### STORED RECORDS

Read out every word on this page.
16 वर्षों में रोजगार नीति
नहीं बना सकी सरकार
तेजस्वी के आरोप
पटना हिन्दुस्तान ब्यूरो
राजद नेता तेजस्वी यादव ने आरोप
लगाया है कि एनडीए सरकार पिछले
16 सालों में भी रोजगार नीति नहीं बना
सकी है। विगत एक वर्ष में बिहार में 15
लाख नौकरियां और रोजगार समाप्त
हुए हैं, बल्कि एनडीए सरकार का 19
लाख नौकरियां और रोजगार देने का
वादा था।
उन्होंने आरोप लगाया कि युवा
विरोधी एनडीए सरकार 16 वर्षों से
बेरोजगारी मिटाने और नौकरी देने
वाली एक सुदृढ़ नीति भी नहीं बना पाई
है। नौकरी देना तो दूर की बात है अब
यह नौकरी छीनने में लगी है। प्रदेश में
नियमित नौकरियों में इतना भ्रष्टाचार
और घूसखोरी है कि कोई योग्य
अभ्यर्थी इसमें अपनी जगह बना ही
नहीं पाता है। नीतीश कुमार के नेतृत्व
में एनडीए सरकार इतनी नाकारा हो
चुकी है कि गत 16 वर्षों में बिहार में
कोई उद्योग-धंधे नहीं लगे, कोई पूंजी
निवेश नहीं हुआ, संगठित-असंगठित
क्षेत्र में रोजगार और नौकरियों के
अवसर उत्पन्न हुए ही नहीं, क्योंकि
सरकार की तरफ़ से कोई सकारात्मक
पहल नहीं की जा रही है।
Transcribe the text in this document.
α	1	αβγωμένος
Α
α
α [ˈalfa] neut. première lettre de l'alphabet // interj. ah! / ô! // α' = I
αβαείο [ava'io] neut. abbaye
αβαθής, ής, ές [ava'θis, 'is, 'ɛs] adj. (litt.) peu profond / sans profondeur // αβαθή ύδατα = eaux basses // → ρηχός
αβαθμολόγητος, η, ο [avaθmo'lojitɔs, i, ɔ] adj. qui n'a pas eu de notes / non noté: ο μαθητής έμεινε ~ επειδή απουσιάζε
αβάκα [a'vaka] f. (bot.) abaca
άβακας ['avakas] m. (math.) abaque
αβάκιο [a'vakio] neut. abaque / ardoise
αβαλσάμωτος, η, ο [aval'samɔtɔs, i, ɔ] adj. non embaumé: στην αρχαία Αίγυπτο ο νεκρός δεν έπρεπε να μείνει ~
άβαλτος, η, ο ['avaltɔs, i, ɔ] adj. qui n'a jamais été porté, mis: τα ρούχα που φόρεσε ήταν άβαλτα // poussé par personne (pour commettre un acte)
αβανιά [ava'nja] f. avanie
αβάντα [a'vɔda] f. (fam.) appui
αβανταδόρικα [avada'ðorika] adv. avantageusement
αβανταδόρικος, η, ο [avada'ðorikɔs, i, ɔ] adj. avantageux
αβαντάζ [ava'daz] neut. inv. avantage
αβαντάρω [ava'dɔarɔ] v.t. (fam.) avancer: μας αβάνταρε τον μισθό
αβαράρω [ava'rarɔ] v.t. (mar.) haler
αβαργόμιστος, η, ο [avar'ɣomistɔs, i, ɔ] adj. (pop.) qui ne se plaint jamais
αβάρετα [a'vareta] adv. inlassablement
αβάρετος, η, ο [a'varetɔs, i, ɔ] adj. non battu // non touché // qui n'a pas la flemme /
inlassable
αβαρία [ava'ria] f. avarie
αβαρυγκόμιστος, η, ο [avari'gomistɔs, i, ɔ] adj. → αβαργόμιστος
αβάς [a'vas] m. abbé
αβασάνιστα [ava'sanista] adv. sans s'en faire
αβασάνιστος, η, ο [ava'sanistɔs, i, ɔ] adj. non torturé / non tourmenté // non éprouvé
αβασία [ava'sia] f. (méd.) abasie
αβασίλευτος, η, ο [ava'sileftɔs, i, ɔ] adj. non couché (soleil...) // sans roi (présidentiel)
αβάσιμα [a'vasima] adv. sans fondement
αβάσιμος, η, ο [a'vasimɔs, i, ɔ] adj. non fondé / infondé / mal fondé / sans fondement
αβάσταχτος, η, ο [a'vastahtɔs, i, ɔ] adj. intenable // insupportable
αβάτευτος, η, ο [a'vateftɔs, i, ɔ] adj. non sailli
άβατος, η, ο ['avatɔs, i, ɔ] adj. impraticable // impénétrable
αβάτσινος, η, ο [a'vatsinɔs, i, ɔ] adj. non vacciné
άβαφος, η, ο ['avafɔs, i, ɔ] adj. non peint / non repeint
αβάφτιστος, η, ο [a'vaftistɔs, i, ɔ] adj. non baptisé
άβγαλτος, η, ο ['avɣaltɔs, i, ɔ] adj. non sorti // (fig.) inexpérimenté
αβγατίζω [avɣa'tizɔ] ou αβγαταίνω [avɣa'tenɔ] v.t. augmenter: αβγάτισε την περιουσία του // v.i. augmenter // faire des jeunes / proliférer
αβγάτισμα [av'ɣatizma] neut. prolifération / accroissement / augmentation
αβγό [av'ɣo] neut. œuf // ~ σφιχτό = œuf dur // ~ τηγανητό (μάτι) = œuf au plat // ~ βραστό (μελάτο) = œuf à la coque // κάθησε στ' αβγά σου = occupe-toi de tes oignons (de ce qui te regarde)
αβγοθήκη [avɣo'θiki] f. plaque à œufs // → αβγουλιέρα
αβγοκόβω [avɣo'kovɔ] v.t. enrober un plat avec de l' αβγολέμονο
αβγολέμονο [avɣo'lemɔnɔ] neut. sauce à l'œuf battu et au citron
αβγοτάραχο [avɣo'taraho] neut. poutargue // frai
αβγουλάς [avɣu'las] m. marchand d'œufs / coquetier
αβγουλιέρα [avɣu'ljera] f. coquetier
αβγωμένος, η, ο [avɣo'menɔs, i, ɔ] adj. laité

######

Repeat the listing exactly, from its first line to its last.

Read out every word on this page.
16 वर्षों में रोजगार नीति
नहीं बना सकी सरकार
तेजस्वी के आरोप
पटना हिन्दुस्तान ब्यूरो
राजद नेता तेजस्वी यादव ने आरोप
लगाया है कि एनडीए सरकार पिछले
16 सालों में भी रोजगार नीति नहीं बना
सकी है। विगत एक वर्ष में बिहार में 15
लाख नौकरियां और रोजगार समाप्त
हुए हैं, बल्कि एनडीए सरकार का 19
लाख नौकरियां और रोजगार देने का
वादा था।
उन्होंने आरोप लगाया कि युवा
विरोधी एनडीए सरकार 16 वर्षों से
बेरोजगारी मिटाने और नौकरी देने
वाली एक सुदृढ़ नीति भी नहीं बना पाई
है। नौकरी देना तो दूर की बात है अब
यह नौकरी छीनने में लगी है। प्रदेश में
नियमित नौकरियों में इतना भ्रष्टाचार
और घूसखोरी है कि कोई योग्य
अभ्यर्थी इसमें अपनी जगह बना ही
नहीं पाता है। नीतीश कुमार के नेतृत्व
में एनडीए सरकार इतनी नाकारा हो
चुकी है कि गत 16 वर्षों में बिहार में
कोई उद्योग-धंधे नहीं लगे, कोई पूंजी
निवेश नहीं हुआ, संगठित-असंगठित
क्षेत्र में रोजगार और नौकरियों के
अवसर उत्पन्न हुए ही नहीं, क्योंकि
सरकार की तरफ़ से कोई सकारात्मक
पहल नहीं की जा रही है।
Transcribe the text in this document.
α	1	αβγωμένος
Α
α
α [ˈalfa] neut. première lettre de l'alphabet // interj. ah! / ô! // α' = I
αβαείο [ava'io] neut. abbaye
αβαθής, ής, ές [ava'θis, 'is, 'ɛs] adj. (litt.) peu profond / sans profondeur // αβαθή ύδατα = eaux basses // → ρηχός
αβαθμολόγητος, η, ο [avaθmo'lojitɔs, i, ɔ] adj. qui n'a pas eu de notes / non noté: ο μαθητής έμεινε ~ επειδή απουσιάζε
αβάκα [a'vaka] f. (bot.) abaca
άβακας ['avakas] m. (math.) abaque
αβάκιο [a'vakio] neut. abaque / ardoise
αβαλσάμωτος, η, ο [aval'samɔtɔs, i, ɔ] adj. non embaumé: στην αρχαία Αίγυπτο ο νεκρός δεν έπρεπε να μείνει ~
άβαλτος, η, ο ['avaltɔs, i, ɔ] adj. qui n'a jamais été porté, mis: τα ρούχα που φόρεσε ήταν άβαλτα // poussé par personne (pour commettre un acte)
αβανιά [ava'nja] f. avanie
αβάντα [a'vɔda] f. (fam.) appui
αβανταδόρικα [avada'ðorika] adv. avantageusement
αβανταδόρικος, η, ο [avada'ðorikɔs, i, ɔ] adj. avantageux
αβαντάζ [ava'daz] neut. inv. avantage
αβαντάρω [ava'dɔarɔ] v.t. (fam.) avancer: μας αβάνταρε τον μισθό
αβαράρω [ava'rarɔ] v.t. (mar.) haler
αβαργόμιστος, η, ο [avar'ɣomistɔs, i, ɔ] adj. (pop.) qui ne se plaint jamais
αβάρετα [a'vareta] adv. inlassablement
αβάρετος, η, ο [a'varetɔs, i, ɔ] adj. non battu // non touché // qui n'a pas la flemme /
inlassable
αβαρία [ava'ria] f. avarie
αβαρυγκόμιστος, η, ο [avari'gomistɔs, i, ɔ] adj. → αβαργόμιστος
αβάς [a'vas] m. abbé
αβασάνιστα [ava'sanista] adv. sans s'en faire
αβασάνιστος, η, ο [ava'sanistɔs, i, ɔ] adj. non torturé / non tourmenté // non éprouvé
αβασία [ava'sia] f. (méd.) abasie
αβασίλευτος, η, ο [ava'sileftɔs, i, ɔ] adj. non couché (soleil...) // sans roi (présidentiel)
αβάσιμα [a'vasima] adv. sans fondement
αβάσιμος, η, ο [a'vasimɔs, i, ɔ] adj. non fondé / infondé / mal fondé / sans fondement
αβάσταχτος, η, ο [a'vastahtɔs, i, ɔ] adj. intenable // insupportable
αβάτευτος, η, ο [a'vateftɔs, i, ɔ] adj. non sailli
άβατος, η, ο ['avatɔs, i, ɔ] adj. impraticable // impénétrable
αβάτσινος, η, ο [a'vatsinɔs, i, ɔ] adj. non vacciné
άβαφος, η, ο ['avafɔs, i, ɔ] adj. non peint / non repeint
αβάφτιστος, η, ο [a'vaftistɔs, i, ɔ] adj. non baptisé
άβγαλτος, η, ο ['avɣaltɔs, i, ɔ] adj. non sorti // (fig.) inexpérimenté
αβγατίζω [avɣa'tizɔ] ou αβγαταίνω [avɣa'tenɔ] v.t. augmenter: αβγάτισε την περιουσία του // v.i. augmenter // faire des jeunes / proliférer
αβγάτισμα [av'ɣatizma] neut. prolifération / accroissement / augmentation
αβγό [av'ɣo] neut. œuf // ~ σφιχτό = œuf dur // ~ τηγανητό (μάτι) = œuf au plat // ~ βραστό (μελάτο) = œuf à la coque // κάθησε στ' αβγά σου = occupe-toi de tes oignons (de ce qui te regarde)
αβγοθήκη [avɣo'θiki] f. plaque à œufs // → αβγουλιέρα
αβγοκόβω [avɣo'kovɔ] v.t. enrober un plat avec de l' αβγολέμονο
αβγολέμονο [avɣo'lemɔnɔ] neut. sauce à l'œuf battu et au citron
αβγοτάραχο [avɣo'taraho] neut. poutargue // frai
αβγουλάς [avɣu'las] m. marchand d'œufs / coquetier
αβγουλιέρα [avɣu'ljera] f. coquetier
αβγωμένος, η, ο [avɣo'menɔs, i, ɔ] adj. laité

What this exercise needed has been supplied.